Stated goal: Copy out all the lines exactly. Omit pictures.

Data extract:
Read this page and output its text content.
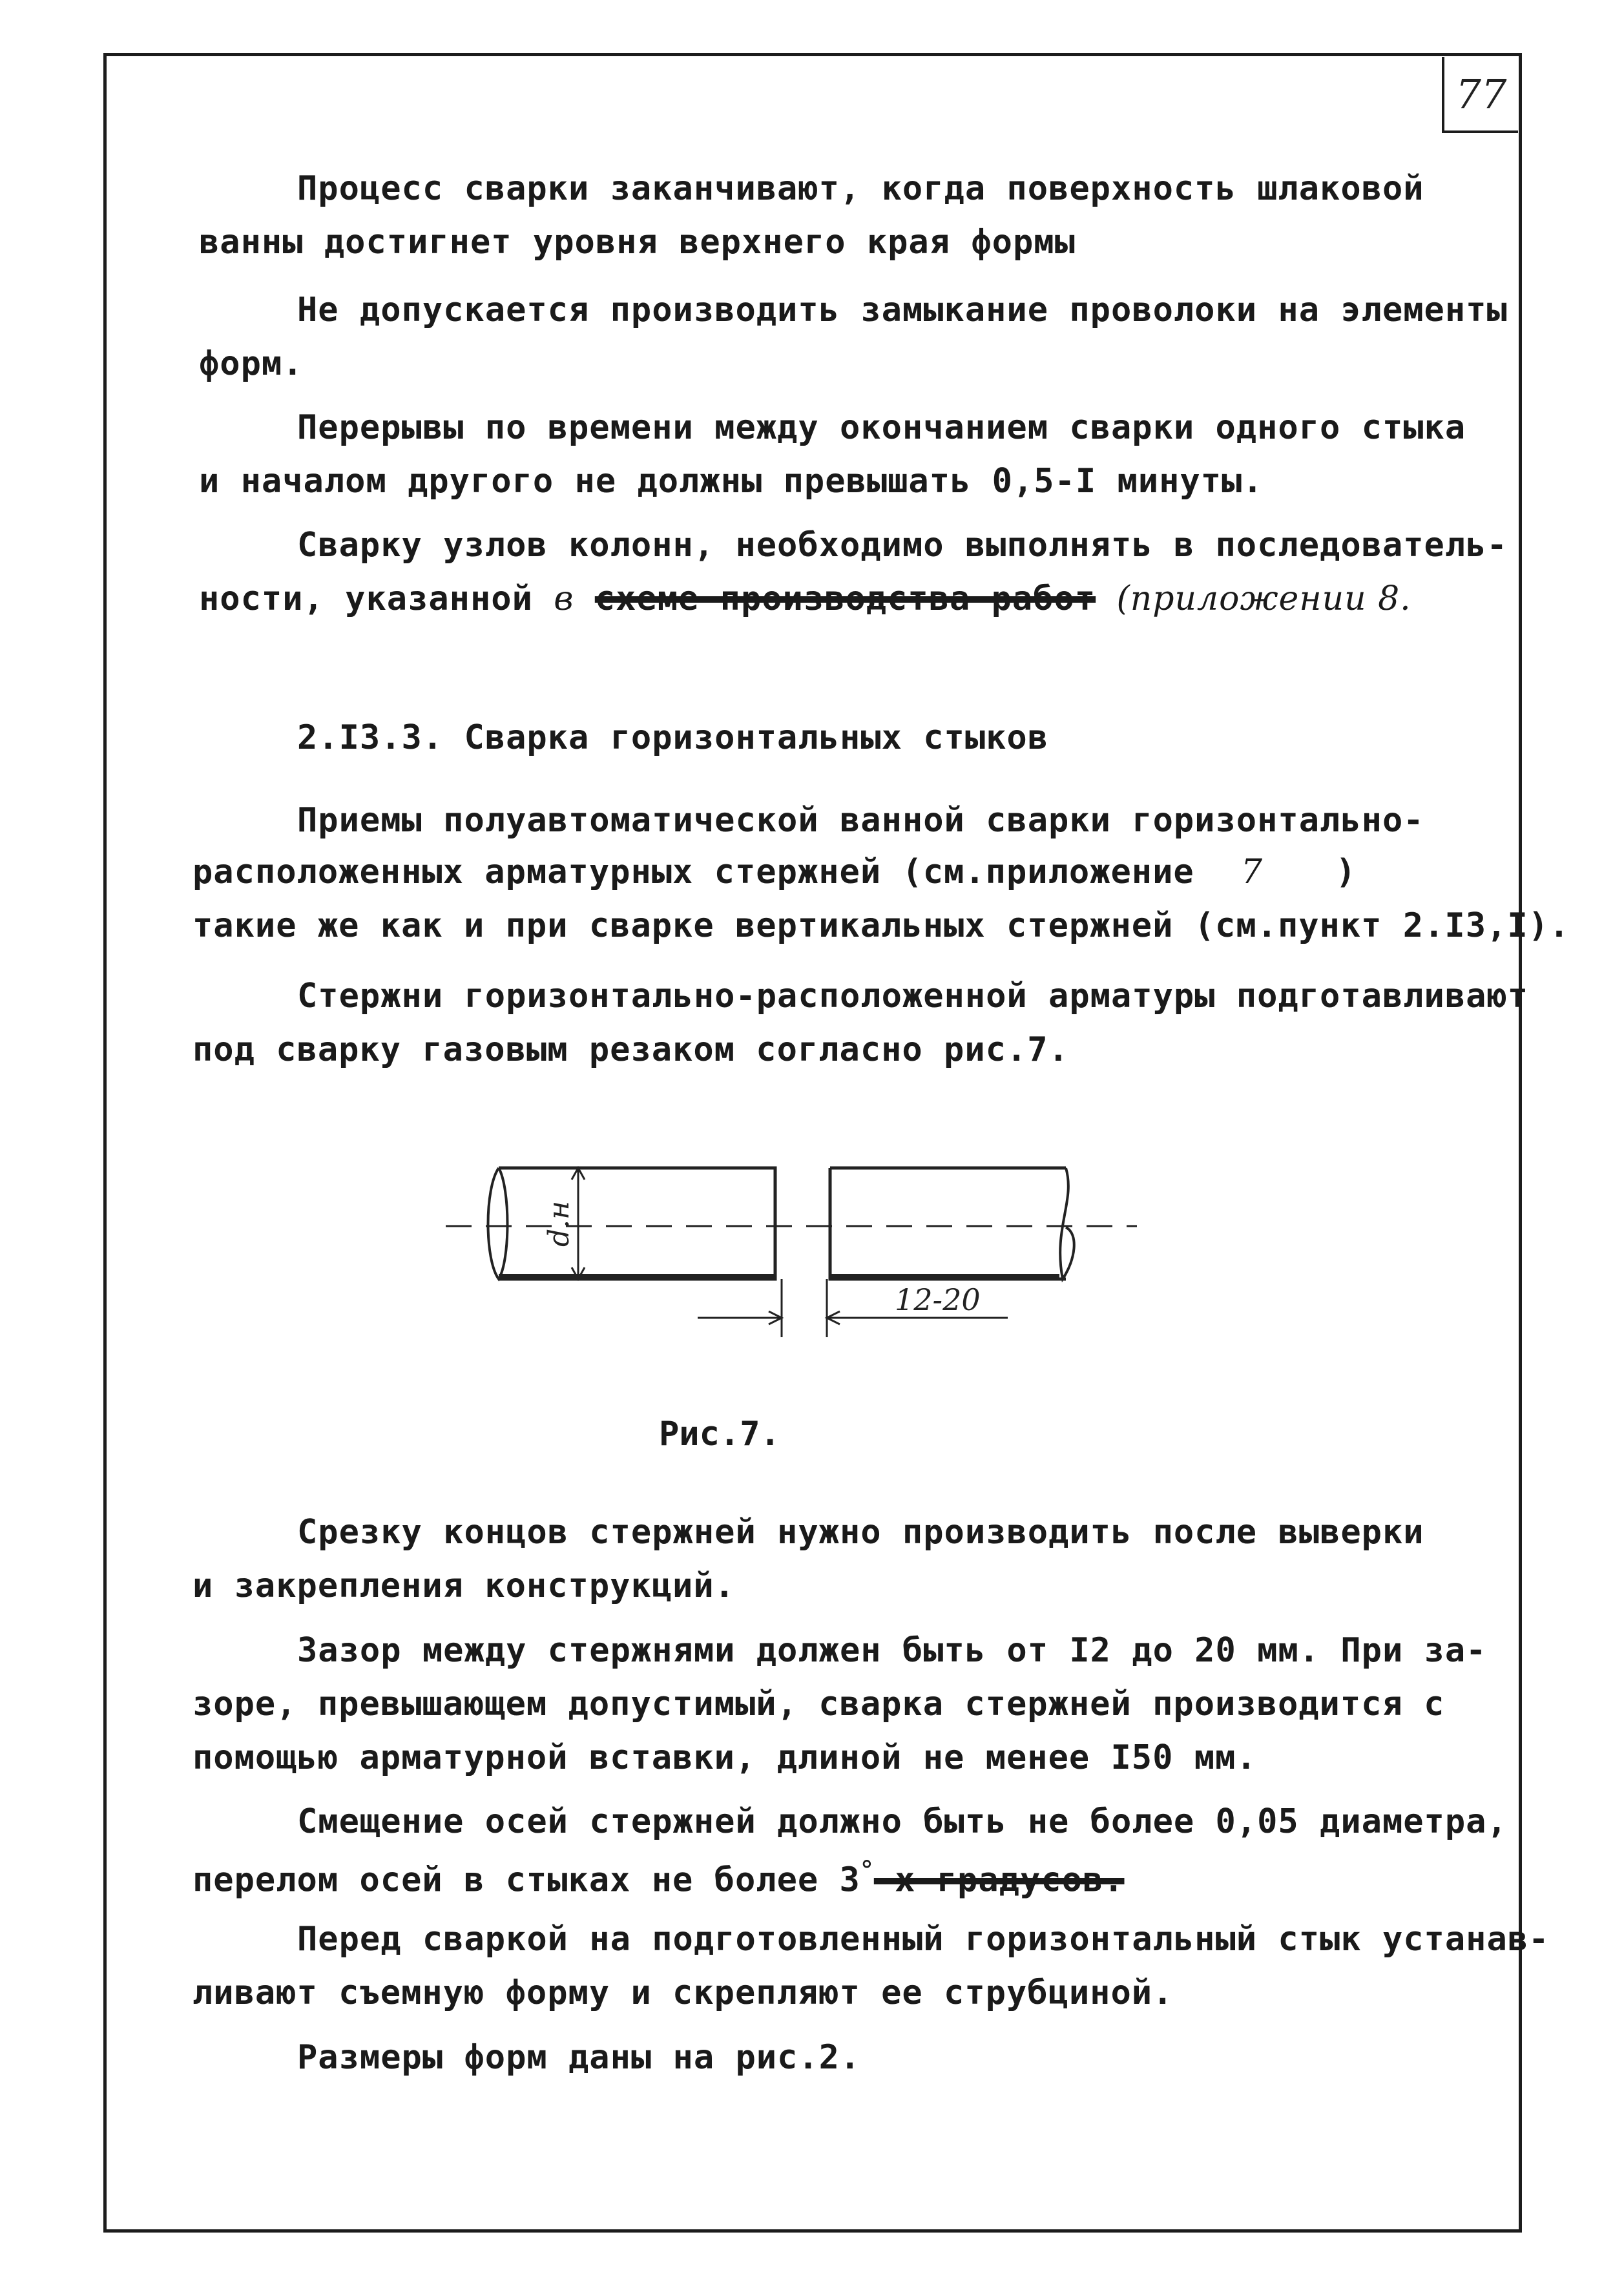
77
Процесс сварки заканчивают, когда поверхность шлаковой
ванны достигнет уровня верхнего края формы
Не допускается производить замыкание проволоки на элементы
форм.
Перерывы по времени между окончанием сварки одного стыка
и началом другого не должны превышать 0,5-I минуты.
Сварку узлов колонн, необходимо выполнять в последователь-
ности, указанной в схеме производства работ (приложении 8.
2.I3.3. Сварка горизонтальных стыков
Приемы полуавтоматической ванной сварки горизонтально-
расположенных арматурных стержней (см.приложение 7 )
такие же как и при сварке вертикальных стержней (см.пункт 2.I3,I).
Стержни горизонтально-расположенной арматуры подготавливают
под сварку газовым резаком согласно рис.7.
d.н
12-20
Рис.7.
Срезку концов стержней нужно производить после выверки
и закрепления конструкций.
Зазор между стержнями должен быть от I2 до 20 мм. При за-
зоре, превышающем допустимый, сварка стержней производится с
помощью арматурной вставки, длиной не менее I50 мм.
Смещение осей стержней должно быть не более 0,05 диаметра,
перелом осей в стыках не более 3°-х градусов.
Перед сваркой на подготовленный горизонтальный стык устанав-
ливают съемную форму и скрепляют ее струбциной.
Размеры форм даны на рис.2.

Written solution:
Read this page and output its text content.
77
Процесс сварки заканчивают, когда поверхность шлаковой
ванны достигнет уровня верхнего края формы
Не допускается производить замыкание проволоки на элементы
форм.
Перерывы по времени между окончанием сварки одного стыка
и началом другого не должны превышать 0,5-I минуты.
Сварку узлов колонн, необходимо выполнять в последователь-
ности, указанной в схеме производства работ (приложении 8.
2.I3.3. Сварка горизонтальных стыков
Приемы полуавтоматической ванной сварки горизонтально-
расположенных арматурных стержней (см.приложение 7 )
такие же как и при сварке вертикальных стержней (см.пункт 2.I3,I).
Стержни горизонтально-расположенной арматуры подготавливают
под сварку газовым резаком согласно рис.7.
d.н
12-20
Рис.7.
Срезку концов стержней нужно производить после выверки
и закрепления конструкций.
Зазор между стержнями должен быть от I2 до 20 мм. При за-
зоре, превышающем допустимый, сварка стержней производится с
помощью арматурной вставки, длиной не менее I50 мм.
Смещение осей стержней должно быть не более 0,05 диаметра,
перелом осей в стыках не более 3°-х градусов.
Перед сваркой на подготовленный горизонтальный стык устанав-
ливают съемную форму и скрепляют ее струбциной.
Размеры форм даны на рис.2.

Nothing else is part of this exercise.